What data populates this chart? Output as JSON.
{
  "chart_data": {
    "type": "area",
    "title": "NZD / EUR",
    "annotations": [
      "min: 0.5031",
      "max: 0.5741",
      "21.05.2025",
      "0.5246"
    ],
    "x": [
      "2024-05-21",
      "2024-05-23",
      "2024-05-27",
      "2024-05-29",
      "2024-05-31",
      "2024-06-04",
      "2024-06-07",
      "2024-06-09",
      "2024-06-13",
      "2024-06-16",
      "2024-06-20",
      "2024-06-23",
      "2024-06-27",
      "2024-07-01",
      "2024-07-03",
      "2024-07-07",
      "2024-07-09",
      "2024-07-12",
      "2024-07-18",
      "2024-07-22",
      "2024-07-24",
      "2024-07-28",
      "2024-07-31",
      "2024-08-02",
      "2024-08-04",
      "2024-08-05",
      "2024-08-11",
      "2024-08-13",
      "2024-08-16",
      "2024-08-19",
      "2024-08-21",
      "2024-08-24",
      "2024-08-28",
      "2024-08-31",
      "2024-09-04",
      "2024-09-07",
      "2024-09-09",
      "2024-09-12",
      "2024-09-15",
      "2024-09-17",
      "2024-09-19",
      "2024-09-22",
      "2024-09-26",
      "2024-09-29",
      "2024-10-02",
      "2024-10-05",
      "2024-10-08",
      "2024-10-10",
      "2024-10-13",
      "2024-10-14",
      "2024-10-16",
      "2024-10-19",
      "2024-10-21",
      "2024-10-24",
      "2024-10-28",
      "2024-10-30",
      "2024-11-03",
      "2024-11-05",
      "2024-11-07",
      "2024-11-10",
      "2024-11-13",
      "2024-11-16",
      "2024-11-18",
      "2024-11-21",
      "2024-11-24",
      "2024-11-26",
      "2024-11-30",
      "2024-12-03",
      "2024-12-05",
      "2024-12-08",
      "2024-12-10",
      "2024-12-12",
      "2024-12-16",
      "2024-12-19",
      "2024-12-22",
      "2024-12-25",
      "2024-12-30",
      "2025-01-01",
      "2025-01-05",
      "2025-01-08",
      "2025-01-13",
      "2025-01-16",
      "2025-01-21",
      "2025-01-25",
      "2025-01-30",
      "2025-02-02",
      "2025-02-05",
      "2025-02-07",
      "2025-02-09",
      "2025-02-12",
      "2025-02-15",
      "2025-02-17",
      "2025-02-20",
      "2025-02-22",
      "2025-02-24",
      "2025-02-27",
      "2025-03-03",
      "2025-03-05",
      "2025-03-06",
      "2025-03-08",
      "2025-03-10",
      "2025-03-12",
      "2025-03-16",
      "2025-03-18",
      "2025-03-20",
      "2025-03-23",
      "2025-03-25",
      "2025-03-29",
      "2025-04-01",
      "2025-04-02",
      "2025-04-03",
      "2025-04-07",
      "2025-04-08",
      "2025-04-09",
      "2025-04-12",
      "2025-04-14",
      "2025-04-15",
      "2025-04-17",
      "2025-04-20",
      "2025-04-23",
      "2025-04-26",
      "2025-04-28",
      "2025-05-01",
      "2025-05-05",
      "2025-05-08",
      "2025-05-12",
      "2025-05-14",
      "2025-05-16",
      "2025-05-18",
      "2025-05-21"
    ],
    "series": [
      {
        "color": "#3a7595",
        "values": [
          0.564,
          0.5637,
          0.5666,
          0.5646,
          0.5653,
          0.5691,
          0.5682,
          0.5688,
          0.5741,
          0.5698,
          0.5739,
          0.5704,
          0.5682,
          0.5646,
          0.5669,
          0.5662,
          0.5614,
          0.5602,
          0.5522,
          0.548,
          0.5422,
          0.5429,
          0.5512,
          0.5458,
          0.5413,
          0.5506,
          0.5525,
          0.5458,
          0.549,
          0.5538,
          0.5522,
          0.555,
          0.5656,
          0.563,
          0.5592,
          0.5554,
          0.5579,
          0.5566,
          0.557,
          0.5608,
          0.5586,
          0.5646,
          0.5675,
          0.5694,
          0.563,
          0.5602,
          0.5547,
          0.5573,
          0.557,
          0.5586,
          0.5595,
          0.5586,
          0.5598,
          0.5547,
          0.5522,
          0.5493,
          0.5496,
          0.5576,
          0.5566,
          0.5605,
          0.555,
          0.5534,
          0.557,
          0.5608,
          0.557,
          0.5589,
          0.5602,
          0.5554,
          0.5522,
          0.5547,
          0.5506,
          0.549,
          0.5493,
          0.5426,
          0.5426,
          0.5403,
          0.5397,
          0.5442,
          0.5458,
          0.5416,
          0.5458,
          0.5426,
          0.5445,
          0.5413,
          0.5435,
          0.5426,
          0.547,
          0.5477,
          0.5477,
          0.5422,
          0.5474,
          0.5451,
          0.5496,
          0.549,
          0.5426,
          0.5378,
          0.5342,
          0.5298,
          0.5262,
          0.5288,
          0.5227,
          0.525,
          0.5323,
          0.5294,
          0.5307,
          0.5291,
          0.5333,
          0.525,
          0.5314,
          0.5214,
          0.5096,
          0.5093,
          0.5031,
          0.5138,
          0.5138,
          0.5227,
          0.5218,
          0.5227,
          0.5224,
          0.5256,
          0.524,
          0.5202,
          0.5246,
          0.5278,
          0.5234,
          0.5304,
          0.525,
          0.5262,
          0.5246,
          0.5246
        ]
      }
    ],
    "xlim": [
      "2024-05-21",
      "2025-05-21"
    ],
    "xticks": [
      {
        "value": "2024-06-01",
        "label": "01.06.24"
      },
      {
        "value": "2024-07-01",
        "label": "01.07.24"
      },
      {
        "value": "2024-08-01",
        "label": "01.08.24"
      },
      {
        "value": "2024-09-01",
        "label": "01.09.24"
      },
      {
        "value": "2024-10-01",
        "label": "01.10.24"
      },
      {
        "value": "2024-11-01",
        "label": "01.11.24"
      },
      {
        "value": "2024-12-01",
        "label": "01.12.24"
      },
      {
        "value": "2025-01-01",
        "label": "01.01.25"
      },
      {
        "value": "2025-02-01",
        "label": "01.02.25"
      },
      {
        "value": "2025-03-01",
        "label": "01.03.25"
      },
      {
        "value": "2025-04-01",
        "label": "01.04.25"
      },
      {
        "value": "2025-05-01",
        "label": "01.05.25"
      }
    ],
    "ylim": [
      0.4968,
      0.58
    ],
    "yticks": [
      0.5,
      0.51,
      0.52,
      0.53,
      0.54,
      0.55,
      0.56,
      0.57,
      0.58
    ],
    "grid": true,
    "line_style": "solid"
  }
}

------------------------------------------------------------

Where does the word "label" appear? Return each line that holds it.

        "label": "01.06.24"
        "label": "01.07.24"
        "label": "01.08.24"
        "label": "01.09.24"
        "label": "01.10.24"
        "label": "01.11.24"
        "label": "01.12.24"
        "label": "01.01.25"
        "label": "01.02.25"
        "label": "01.03.25"
        "label": "01.04.25"
        "label": "01.05.25"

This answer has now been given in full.